WRITTEN TASK:
Using the data below, copy each line that includes the word "cyberconnect".

GIVEN DATA:
__________________________________________________

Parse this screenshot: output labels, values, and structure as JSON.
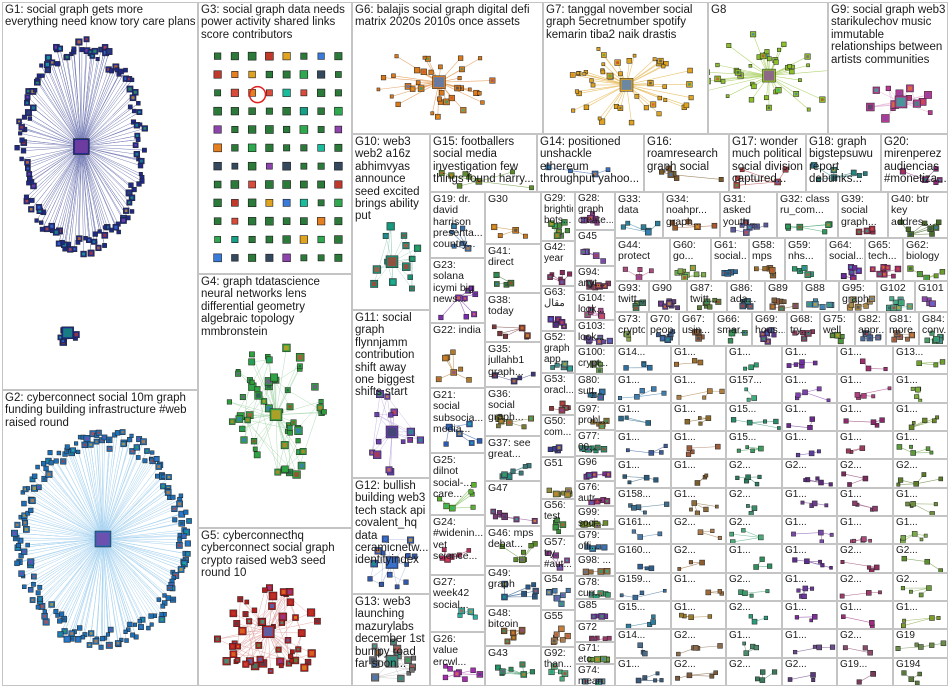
{
  "panels": [
    {
      "id": "G1",
      "title": "G1: social graph gets more everything need know tory care plans",
      "style": "big-blue",
      "accent": "#1f2a86"
    },
    {
      "id": "G2",
      "title": "G2: cyberconnect social 10m graph funding building infrastructure #web raised round",
      "style": "big-cyan",
      "accent": "#1e6fb5"
    },
    {
      "id": "G3",
      "title": "G3: social graph data needs power activity shared links score contributors",
      "style": "grid-green",
      "accent": "#2b7a3a"
    },
    {
      "id": "G4",
      "title": "G4: graph tdatascience neural networks lens differential geometry algebraic topology mmbronstein",
      "style": "cluster-green",
      "accent": "#2f9c3c"
    },
    {
      "id": "G5",
      "title": "G5: cyberconnecthq cyberconnect social graph crypto raised web3 seed round 10",
      "style": "cluster-red",
      "accent": "#b21c1c"
    },
    {
      "id": "G6",
      "title": "G6: balajis social graph digital defi matrix 2020s 2010s once assets",
      "style": "star-orange",
      "accent": "#d8791b"
    },
    {
      "id": "G7",
      "title": "G7: tanggal november social graph 5ecretnumber spotify kemarin tiba2 naik drastis",
      "style": "star-gold",
      "accent": "#e0a320"
    },
    {
      "id": "G8",
      "title": "G8",
      "style": "star-lime",
      "accent": "#8bbf2a"
    },
    {
      "id": "G9",
      "title": "G9: social graph web3 starikulechov music immutable relationships between artists communities",
      "style": "cluster-magenta",
      "accent": "#b8398f"
    },
    {
      "id": "G10",
      "title": "G10: web3 web2 a16z abhimvyas announce seed excited brings ability put",
      "style": "cluster-teal",
      "accent": "#1c8c73"
    },
    {
      "id": "G11",
      "title": "G11: social graph flynnjamm contribution shift away one biggest shifts start",
      "style": "cluster-violet",
      "accent": "#6b3fb0"
    },
    {
      "id": "G12",
      "title": "G12: bullish building web3 tech stack api covalent_hq data ceramicnetw... identityindex",
      "style": "cluster-blue",
      "accent": "#3358a8"
    },
    {
      "id": "G13",
      "title": "G13: web3 launching mazurylabs december 1st bumpy road far soon...",
      "style": "cluster-gray",
      "accent": "#6f6f6f"
    },
    {
      "id": "G14",
      "title": "G14: positioned unshackle ethereum throughput yahoo...",
      "style": "plain",
      "accent": "#3d6fb6"
    },
    {
      "id": "G15",
      "title": "G15: footballers social media investigation few things found harry...",
      "style": "plain",
      "accent": "#5e8c2b"
    },
    {
      "id": "G16",
      "title": "G16: roamresearch graph social",
      "style": "plain",
      "accent": "#7a5a2b"
    },
    {
      "id": "G17",
      "title": "G17: wonder much political social division captured...",
      "style": "plain",
      "accent": "#b04040"
    },
    {
      "id": "G18",
      "title": "G18: graph bigstepsuwu report debunks...",
      "style": "plain",
      "accent": "#2b7a7a"
    },
    {
      "id": "G20",
      "title": "G20: mirenperez audiencias #monetiza...",
      "style": "plain",
      "accent": "#8a2b7a"
    },
    {
      "id": "G19",
      "title": "G19: dr. david harrison presenta... country...",
      "style": "small",
      "accent": "#3b6ea5"
    },
    {
      "id": "G30",
      "title": "G30",
      "style": "small",
      "accent": "#c77a1f"
    },
    {
      "id": "G29",
      "title": "G29: brightidp... bots...",
      "style": "small",
      "accent": "#4a8f3b"
    },
    {
      "id": "G28",
      "title": "G28: graph create...",
      "style": "small",
      "accent": "#8b3a8b"
    },
    {
      "id": "G33",
      "title": "G33: data",
      "style": "small",
      "accent": "#2d7f9a"
    },
    {
      "id": "G34",
      "title": "G34: noahpr... graph...",
      "style": "small",
      "accent": "#9a5b2d"
    },
    {
      "id": "G31",
      "title": "G31: asked youth...",
      "style": "small",
      "accent": "#5b5b9a"
    },
    {
      "id": "G32",
      "title": "G32: class ru_com...",
      "style": "small",
      "accent": "#2d9a5b"
    },
    {
      "id": "G39",
      "title": "G39: social graph...",
      "style": "small",
      "accent": "#9a2d4a"
    },
    {
      "id": "G40",
      "title": "G40: btr key addres...",
      "style": "small",
      "accent": "#4a6d2d"
    },
    {
      "id": "G23",
      "title": "G23: solana icymi big news...",
      "style": "small",
      "accent": "#7a2db0"
    },
    {
      "id": "G22",
      "title": "G22: india",
      "style": "small",
      "accent": "#b07a2d"
    },
    {
      "id": "G21",
      "title": "G21: social subsocia... media...",
      "style": "small",
      "accent": "#2d5bb0"
    },
    {
      "id": "G25",
      "title": "G25: dilnot social-... care...",
      "style": "small",
      "accent": "#5bb02d"
    },
    {
      "id": "G24",
      "title": "G24: #widenin... vet science...",
      "style": "small",
      "accent": "#b02d5b"
    },
    {
      "id": "G27",
      "title": "G27: week42 social...",
      "style": "small",
      "accent": "#2db0a5"
    },
    {
      "id": "G26",
      "title": "G26: value ercwl...",
      "style": "small",
      "accent": "#a52db0"
    },
    {
      "id": "G41",
      "title": "G41: direct",
      "style": "small",
      "accent": "#3a7a3a"
    },
    {
      "id": "G38",
      "title": "G38: today",
      "style": "small",
      "accent": "#7a3a3a"
    },
    {
      "id": "G35",
      "title": "G35: jullahb1 graph...",
      "style": "small",
      "accent": "#3a3a7a"
    },
    {
      "id": "G36",
      "title": "G36: social graph...",
      "style": "small",
      "accent": "#7a7a3a"
    },
    {
      "id": "G37",
      "title": "G37: see great...",
      "style": "small",
      "accent": "#3a7a7a"
    },
    {
      "id": "G47",
      "title": "G47",
      "style": "small",
      "accent": "#7a3a7a"
    },
    {
      "id": "G46",
      "title": "G46: mps debat...",
      "style": "small",
      "accent": "#5a8a2a"
    },
    {
      "id": "G49",
      "title": "G49: graph",
      "style": "small",
      "accent": "#2a5a8a"
    },
    {
      "id": "G48",
      "title": "G48: bitcoin",
      "style": "small",
      "accent": "#8a5a2a"
    },
    {
      "id": "G43",
      "title": "G43",
      "style": "small",
      "accent": "#2a8a5a"
    },
    {
      "id": "G42",
      "title": "G42: year",
      "style": "small",
      "accent": "#8a2a5a"
    },
    {
      "id": "G63",
      "title": "G63: مقال",
      "style": "small",
      "accent": "#5a2a8a"
    },
    {
      "id": "G52",
      "title": "G52: graph app...",
      "style": "small",
      "accent": "#3c8c8c"
    },
    {
      "id": "G53",
      "title": "G53: oracl...",
      "style": "small",
      "accent": "#8c3c3c"
    },
    {
      "id": "G50",
      "title": "G50: com...",
      "style": "small",
      "accent": "#3c3c8c"
    },
    {
      "id": "G51",
      "title": "G51",
      "style": "small",
      "accent": "#8c8c3c"
    },
    {
      "id": "G56",
      "title": "G56: test",
      "style": "small",
      "accent": "#3c8c3c"
    },
    {
      "id": "G57",
      "title": "G57: try #aut...",
      "style": "small",
      "accent": "#8c3c8c"
    },
    {
      "id": "G54",
      "title": "G54",
      "style": "small",
      "accent": "#4c7cac"
    },
    {
      "id": "G55",
      "title": "G55",
      "style": "small",
      "accent": "#ac7c4c"
    },
    {
      "id": "G92",
      "title": "G92: than...",
      "style": "small",
      "accent": "#4cac7c"
    },
    {
      "id": "G45",
      "title": "G45",
      "style": "small",
      "accent": "#7c4cac"
    },
    {
      "id": "G44",
      "title": "G44: protect",
      "style": "small",
      "accent": "#ac4c7c"
    },
    {
      "id": "G60",
      "title": "G60: go...",
      "style": "small",
      "accent": "#7cac4c"
    },
    {
      "id": "G61",
      "title": "G61: social...",
      "style": "small",
      "accent": "#2c6c9c"
    },
    {
      "id": "G58",
      "title": "G58: mps",
      "style": "small",
      "accent": "#9c6c2c"
    },
    {
      "id": "G59",
      "title": "G59: nhs...",
      "style": "small",
      "accent": "#2c9c6c"
    },
    {
      "id": "G64",
      "title": "G64: social...",
      "style": "small",
      "accent": "#6c2c9c"
    },
    {
      "id": "G65",
      "title": "G65: tech...",
      "style": "small",
      "accent": "#9c2c6c"
    },
    {
      "id": "G62",
      "title": "G62: biology",
      "style": "small",
      "accent": "#6c9c2c"
    },
    {
      "id": "G93",
      "title": "G93: twitt...",
      "style": "small",
      "accent": "#3d7d5d"
    },
    {
      "id": "G94",
      "title": "G94: anyt...",
      "style": "small",
      "accent": "#7d3d5d"
    },
    {
      "id": "G90",
      "title": "G90",
      "style": "small",
      "accent": "#5d3d7d"
    },
    {
      "id": "G87",
      "title": "G87: twitt...",
      "style": "small",
      "accent": "#5d7d3d"
    },
    {
      "id": "G86",
      "title": "G86: ada...",
      "style": "small",
      "accent": "#3d5d7d"
    },
    {
      "id": "G89",
      "title": "G89",
      "style": "small",
      "accent": "#7d5d3d"
    },
    {
      "id": "G88",
      "title": "G88",
      "style": "small",
      "accent": "#4a8aaa"
    },
    {
      "id": "G95",
      "title": "G95: graph",
      "style": "small",
      "accent": "#aa8a4a"
    },
    {
      "id": "G102",
      "title": "G102",
      "style": "small",
      "accent": "#4aaa8a"
    },
    {
      "id": "G101",
      "title": "G101",
      "style": "small",
      "accent": "#8a4aaa"
    },
    {
      "id": "G104",
      "title": "G104: look...",
      "style": "small",
      "accent": "#aa4a8a"
    },
    {
      "id": "G73",
      "title": "G73: crypto",
      "style": "small",
      "accent": "#8aaa4a"
    },
    {
      "id": "G70",
      "title": "G70: peop...",
      "style": "small",
      "accent": "#3b5b8b"
    },
    {
      "id": "G67",
      "title": "G67: usin...",
      "style": "small",
      "accent": "#8b5b3b"
    },
    {
      "id": "G66",
      "title": "G66: smar...",
      "style": "small",
      "accent": "#3b8b5b"
    },
    {
      "id": "G69",
      "title": "G69: hous...",
      "style": "small",
      "accent": "#5b3b8b"
    },
    {
      "id": "G68",
      "title": "G68: try...",
      "style": "small",
      "accent": "#8b3b5b"
    },
    {
      "id": "G75",
      "title": "G75: well",
      "style": "small",
      "accent": "#5b8b3b"
    },
    {
      "id": "G82",
      "title": "G82: appr...",
      "style": "small",
      "accent": "#4b6b9b"
    },
    {
      "id": "G81",
      "title": "G81: more...",
      "style": "small",
      "accent": "#9b6b4b"
    },
    {
      "id": "G84",
      "title": "G84: conv...",
      "style": "small",
      "accent": "#4b9b6b"
    },
    {
      "id": "G103",
      "title": "G103: look...",
      "style": "small",
      "accent": "#6b4b9b"
    },
    {
      "id": "G83",
      "title": "G83",
      "style": "small",
      "accent": "#9b4b6b"
    },
    {
      "id": "G100",
      "title": "G100: crypt...",
      "style": "small",
      "accent": "#6b9b4b"
    },
    {
      "id": "G80",
      "title": "G80: sutt...",
      "style": "small",
      "accent": "#2e6e8e"
    },
    {
      "id": "G97",
      "title": "G97: probl...",
      "style": "small",
      "accent": "#8e6e2e"
    },
    {
      "id": "G77",
      "title": "G77: 00...",
      "style": "small",
      "accent": "#2e8e6e"
    },
    {
      "id": "G96",
      "title": "G96",
      "style": "small",
      "accent": "#6e2e8e"
    },
    {
      "id": "G76",
      "title": "G76: autr...",
      "style": "small",
      "accent": "#8e2e6e"
    },
    {
      "id": "G99",
      "title": "G99: soci...",
      "style": "small",
      "accent": "#6e8e2e"
    },
    {
      "id": "G79",
      "title": "G79: offi...",
      "style": "small",
      "accent": "#3a6a9a"
    },
    {
      "id": "G98",
      "title": "G98: ...",
      "style": "small",
      "accent": "#9a6a3a"
    },
    {
      "id": "G78",
      "title": "G78: curr...",
      "style": "small",
      "accent": "#3a9a6a"
    },
    {
      "id": "G85",
      "title": "G85",
      "style": "small",
      "accent": "#6a3a9a"
    },
    {
      "id": "G72",
      "title": "G72",
      "style": "small",
      "accent": "#9a3a6a"
    },
    {
      "id": "G71",
      "title": "G71: etc",
      "style": "small",
      "accent": "#6a9a3a"
    },
    {
      "id": "G74",
      "title": "G74: mean",
      "style": "small",
      "accent": "#4d7d9d"
    }
  ],
  "tiny_tiles": [
    {
      "title": "G14...",
      "accent": "#2f6f9f"
    },
    {
      "title": "G1...",
      "accent": "#9f6f2f"
    },
    {
      "title": "G1...",
      "accent": "#2f9f6f"
    },
    {
      "title": "G1...",
      "accent": "#6f2f9f"
    },
    {
      "title": "G1...",
      "accent": "#9f2f6f"
    },
    {
      "title": "G13...",
      "accent": "#6f9f2f"
    },
    {
      "title": "G1...",
      "accent": "#3f7faf"
    },
    {
      "title": "G1...",
      "accent": "#af7f3f"
    },
    {
      "title": "G157...",
      "accent": "#3faf7f"
    },
    {
      "title": "G1...",
      "accent": "#7f3faf"
    },
    {
      "title": "G1...",
      "accent": "#af3f7f"
    },
    {
      "title": "G1...",
      "accent": "#7faf3f"
    },
    {
      "title": "G1...",
      "accent": "#2a6a8a"
    },
    {
      "title": "G1...",
      "accent": "#8a6a2a"
    },
    {
      "title": "G15...",
      "accent": "#2a8a6a"
    },
    {
      "title": "G1...",
      "accent": "#6a2a8a"
    },
    {
      "title": "G1...",
      "accent": "#8a2a6a"
    },
    {
      "title": "G1...",
      "accent": "#6a8a2a"
    },
    {
      "title": "G1...",
      "accent": "#3c5c9c"
    },
    {
      "title": "G1...",
      "accent": "#9c5c3c"
    },
    {
      "title": "G15...",
      "accent": "#3c9c5c"
    },
    {
      "title": "G1...",
      "accent": "#5c3c9c"
    },
    {
      "title": "G1...",
      "accent": "#9c3c5c"
    },
    {
      "title": "G1...",
      "accent": "#5c9c3c"
    },
    {
      "title": "G1...",
      "accent": "#2b5b7b"
    },
    {
      "title": "G1...",
      "accent": "#7b5b2b"
    },
    {
      "title": "G2...",
      "accent": "#2b7b5b"
    },
    {
      "title": "G2...",
      "accent": "#5b2b7b"
    },
    {
      "title": "G2...",
      "accent": "#7b2b5b"
    },
    {
      "title": "G2...",
      "accent": "#5b7b2b"
    },
    {
      "title": "G158...",
      "accent": "#3d6d8d"
    },
    {
      "title": "G1...",
      "accent": "#8d6d3d"
    },
    {
      "title": "G2...",
      "accent": "#3d8d6d"
    },
    {
      "title": "G1...",
      "accent": "#6d3d8d"
    },
    {
      "title": "G1...",
      "accent": "#8d3d6d"
    },
    {
      "title": "G1...",
      "accent": "#6d8d3d"
    },
    {
      "title": "G161...",
      "accent": "#4a7aaa"
    },
    {
      "title": "G2...",
      "accent": "#aa7a4a"
    },
    {
      "title": "G2...",
      "accent": "#4aaa7a"
    },
    {
      "title": "G1...",
      "accent": "#7a4aaa"
    },
    {
      "title": "G1...",
      "accent": "#aa4a7a"
    },
    {
      "title": "G1...",
      "accent": "#7aaa4a"
    },
    {
      "title": "G160...",
      "accent": "#2e5e8e"
    },
    {
      "title": "G2...",
      "accent": "#8e5e2e"
    },
    {
      "title": "G1...",
      "accent": "#2e8e5e"
    },
    {
      "title": "G1...",
      "accent": "#5e2e8e"
    },
    {
      "title": "G2...",
      "accent": "#8e2e5e"
    },
    {
      "title": "G2...",
      "accent": "#5e8e2e"
    },
    {
      "title": "G159...",
      "accent": "#3b6b9b"
    },
    {
      "title": "G1...",
      "accent": "#9b6b3b"
    },
    {
      "title": "G2...",
      "accent": "#3b9b6b"
    },
    {
      "title": "G1...",
      "accent": "#6b3b9b"
    },
    {
      "title": "G2...",
      "accent": "#9b3b6b"
    },
    {
      "title": "G2...",
      "accent": "#6b9b3b"
    },
    {
      "title": "G15...",
      "accent": "#2c7c9c"
    },
    {
      "title": "G1...",
      "accent": "#9c7c2c"
    },
    {
      "title": "G2...",
      "accent": "#2c9c7c"
    },
    {
      "title": "G1...",
      "accent": "#7c2c9c"
    },
    {
      "title": "G1...",
      "accent": "#9c2c7c"
    },
    {
      "title": "G1...",
      "accent": "#7c9c2c"
    },
    {
      "title": "G14...",
      "accent": "#4b6b8b"
    },
    {
      "title": "G2...",
      "accent": "#8b6b4b"
    },
    {
      "title": "G1...",
      "accent": "#4b8b6b"
    },
    {
      "title": "G1...",
      "accent": "#6b4b8b"
    },
    {
      "title": "G2...",
      "accent": "#8b4b6b"
    },
    {
      "title": "G19",
      "accent": "#6b8b4b"
    },
    {
      "title": "G1...",
      "accent": "#3a5a7a"
    },
    {
      "title": "G2...",
      "accent": "#7a5a3a"
    },
    {
      "title": "G2...",
      "accent": "#3a7a5a"
    },
    {
      "title": "G2...",
      "accent": "#5a3a7a"
    },
    {
      "title": "G19...",
      "accent": "#7a3a5a"
    },
    {
      "title": "G194",
      "accent": "#5a7a3a"
    }
  ]
}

__________________________________________________

TASK OUTPUT:
      "title": "G2: cyberconnect social 10m graph funding building infrastructure #web raised round",
      "title": "G5: cyberconnecthq cyberconnect social graph crypto raised web3 seed round 10",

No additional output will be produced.